Material for this exercise ▸
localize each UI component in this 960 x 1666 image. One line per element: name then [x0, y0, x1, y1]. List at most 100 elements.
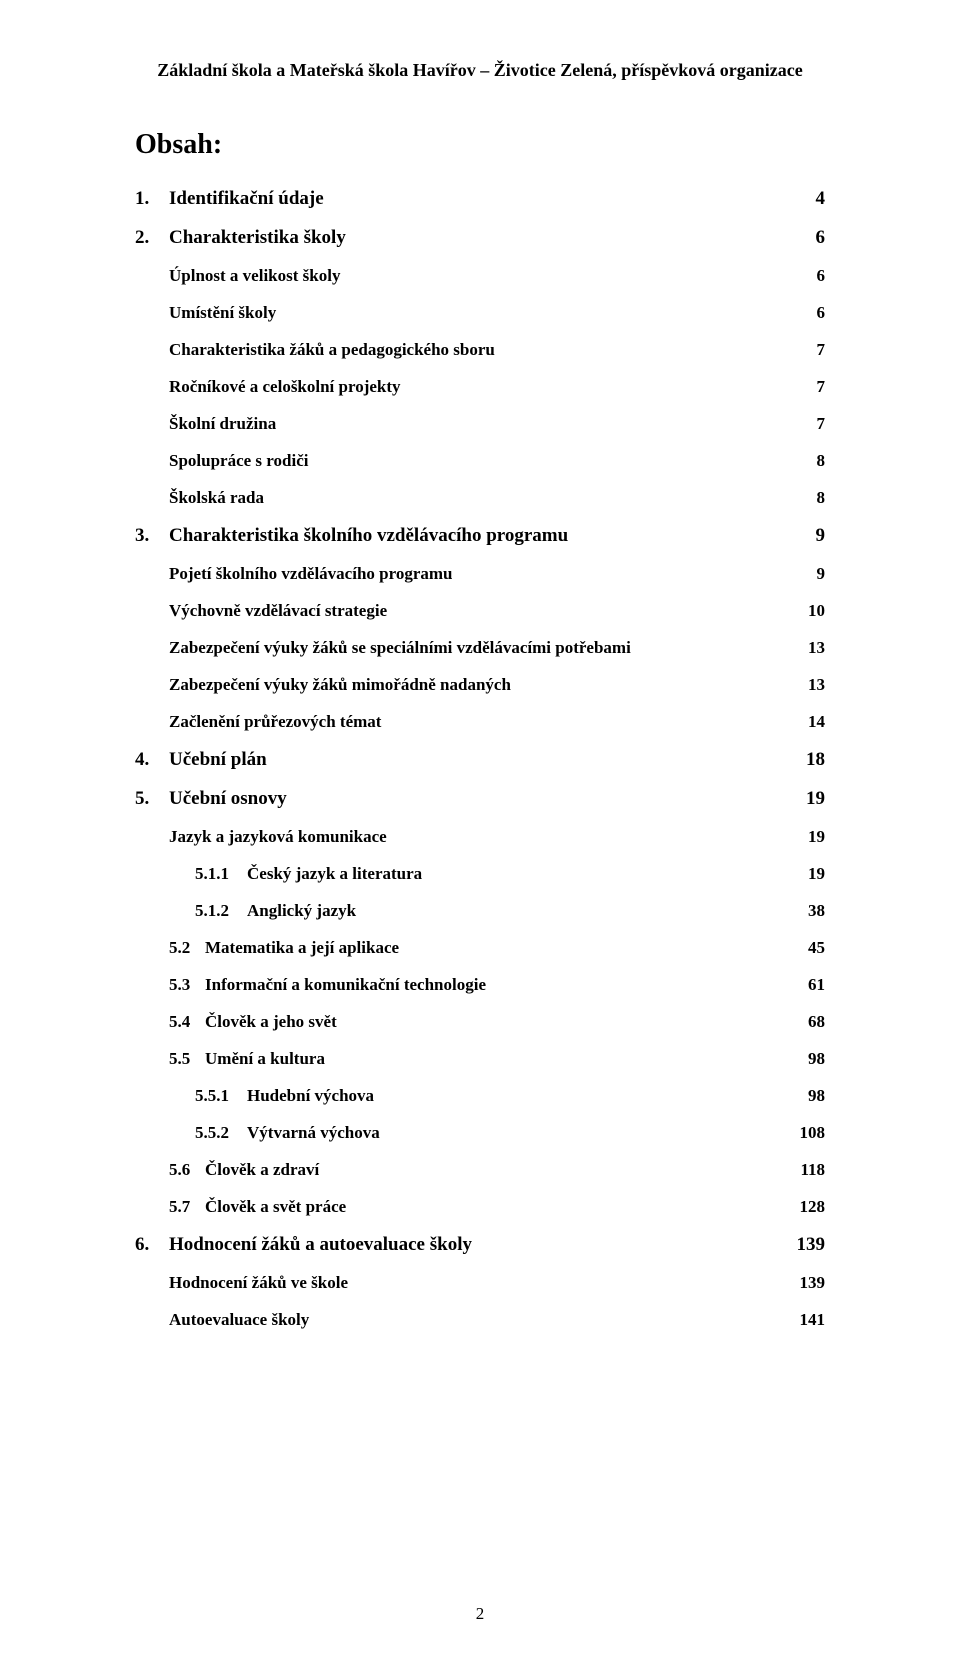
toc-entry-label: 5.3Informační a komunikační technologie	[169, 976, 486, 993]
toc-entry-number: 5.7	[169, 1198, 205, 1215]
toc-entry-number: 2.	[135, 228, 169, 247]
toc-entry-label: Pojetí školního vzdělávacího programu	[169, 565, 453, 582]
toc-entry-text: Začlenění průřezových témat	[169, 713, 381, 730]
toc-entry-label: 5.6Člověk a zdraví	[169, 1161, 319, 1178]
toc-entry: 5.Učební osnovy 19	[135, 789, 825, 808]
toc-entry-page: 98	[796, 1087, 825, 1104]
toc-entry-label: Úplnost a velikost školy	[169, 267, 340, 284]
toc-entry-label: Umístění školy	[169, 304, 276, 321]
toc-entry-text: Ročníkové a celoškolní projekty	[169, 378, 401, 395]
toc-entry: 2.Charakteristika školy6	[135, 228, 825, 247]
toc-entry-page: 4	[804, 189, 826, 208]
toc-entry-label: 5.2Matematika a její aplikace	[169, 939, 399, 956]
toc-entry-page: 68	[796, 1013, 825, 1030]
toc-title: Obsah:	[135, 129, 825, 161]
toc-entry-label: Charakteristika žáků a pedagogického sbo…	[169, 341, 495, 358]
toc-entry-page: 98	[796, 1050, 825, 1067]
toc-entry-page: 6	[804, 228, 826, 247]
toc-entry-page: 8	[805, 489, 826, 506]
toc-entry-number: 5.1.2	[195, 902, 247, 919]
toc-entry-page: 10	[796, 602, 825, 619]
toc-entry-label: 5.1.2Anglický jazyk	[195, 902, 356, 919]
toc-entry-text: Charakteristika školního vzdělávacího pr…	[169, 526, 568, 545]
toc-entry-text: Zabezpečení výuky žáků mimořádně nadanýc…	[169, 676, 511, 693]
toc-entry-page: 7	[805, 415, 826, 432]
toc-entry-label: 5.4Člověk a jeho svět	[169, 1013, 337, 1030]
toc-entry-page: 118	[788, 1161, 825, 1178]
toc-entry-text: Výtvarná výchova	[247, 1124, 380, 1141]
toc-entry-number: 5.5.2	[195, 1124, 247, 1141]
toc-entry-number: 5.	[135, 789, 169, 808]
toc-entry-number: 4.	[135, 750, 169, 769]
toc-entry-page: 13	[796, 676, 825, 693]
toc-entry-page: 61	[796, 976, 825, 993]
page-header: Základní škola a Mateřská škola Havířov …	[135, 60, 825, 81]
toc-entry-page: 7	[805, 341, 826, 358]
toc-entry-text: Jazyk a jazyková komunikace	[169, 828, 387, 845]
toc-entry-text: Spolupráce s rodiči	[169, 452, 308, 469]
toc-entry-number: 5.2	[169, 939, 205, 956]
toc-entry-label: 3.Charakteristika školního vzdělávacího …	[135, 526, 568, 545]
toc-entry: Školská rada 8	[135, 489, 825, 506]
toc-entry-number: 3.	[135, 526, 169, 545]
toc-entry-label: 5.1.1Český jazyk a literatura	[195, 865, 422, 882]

What you need to do ▸ Please output all of the data above word for word, leaving out the pictures.

Final result ▸
localize each UI component in this 960 x 1666 image. One line per element: name then [x0, y0, x1, y1]. List at most 100 elements.
toc-entry-label: 5.3Informační a komunikační technologie	[169, 976, 486, 993]
toc-entry-number: 5.7	[169, 1198, 205, 1215]
toc-entry-number: 2.	[135, 228, 169, 247]
toc-entry-label: Pojetí školního vzdělávacího programu	[169, 565, 453, 582]
toc-entry-text: Začlenění průřezových témat	[169, 713, 381, 730]
toc-entry-label: 5.6Člověk a zdraví	[169, 1161, 319, 1178]
toc-entry: 5.Učební osnovy 19	[135, 789, 825, 808]
toc-entry-page: 98	[796, 1087, 825, 1104]
toc-entry-label: Úplnost a velikost školy	[169, 267, 340, 284]
toc-entry-label: Umístění školy	[169, 304, 276, 321]
toc-entry-text: Ročníkové a celoškolní projekty	[169, 378, 401, 395]
toc-entry: 2.Charakteristika školy6	[135, 228, 825, 247]
toc-entry-page: 4	[804, 189, 826, 208]
toc-entry-label: 5.2Matematika a její aplikace	[169, 939, 399, 956]
toc-entry-page: 68	[796, 1013, 825, 1030]
toc-title: Obsah:	[135, 129, 825, 161]
toc-entry-label: Charakteristika žáků a pedagogického sbo…	[169, 341, 495, 358]
toc-entry-page: 98	[796, 1050, 825, 1067]
toc-entry-page: 6	[804, 228, 826, 247]
toc-entry-page: 8	[805, 489, 826, 506]
toc-entry-number: 5.1.2	[195, 902, 247, 919]
toc-entry-page: 10	[796, 602, 825, 619]
toc-entry-label: 5.1.2Anglický jazyk	[195, 902, 356, 919]
toc-entry-text: Charakteristika školního vzdělávacího pr…	[169, 526, 568, 545]
toc-entry-text: Zabezpečení výuky žáků mimořádně nadanýc…	[169, 676, 511, 693]
toc-entry-page: 7	[805, 415, 826, 432]
toc-entry-label: 5.4Člověk a jeho svět	[169, 1013, 337, 1030]
toc-entry-page: 118	[788, 1161, 825, 1178]
toc-entry-text: Výtvarná výchova	[247, 1124, 380, 1141]
toc-entry-number: 5.5.2	[195, 1124, 247, 1141]
toc-entry-number: 5.	[135, 789, 169, 808]
toc-entry-number: 4.	[135, 750, 169, 769]
toc-entry-page: 13	[796, 676, 825, 693]
toc-entry-page: 61	[796, 976, 825, 993]
page-header: Základní škola a Mateřská škola Havířov …	[135, 60, 825, 81]
toc-entry-page: 7	[805, 341, 826, 358]
toc-entry-text: Jazyk a jazyková komunikace	[169, 828, 387, 845]
toc-entry-text: Spolupráce s rodiči	[169, 452, 308, 469]
toc-entry-number: 5.2	[169, 939, 205, 956]
toc-entry-label: 3.Charakteristika školního vzdělávacího …	[135, 526, 568, 545]
toc-entry: Školská rada 8	[135, 489, 825, 506]
toc-entry-number: 3.	[135, 526, 169, 545]
toc-entry-label: 5.1.1Český jazyk a literatura	[195, 865, 422, 882]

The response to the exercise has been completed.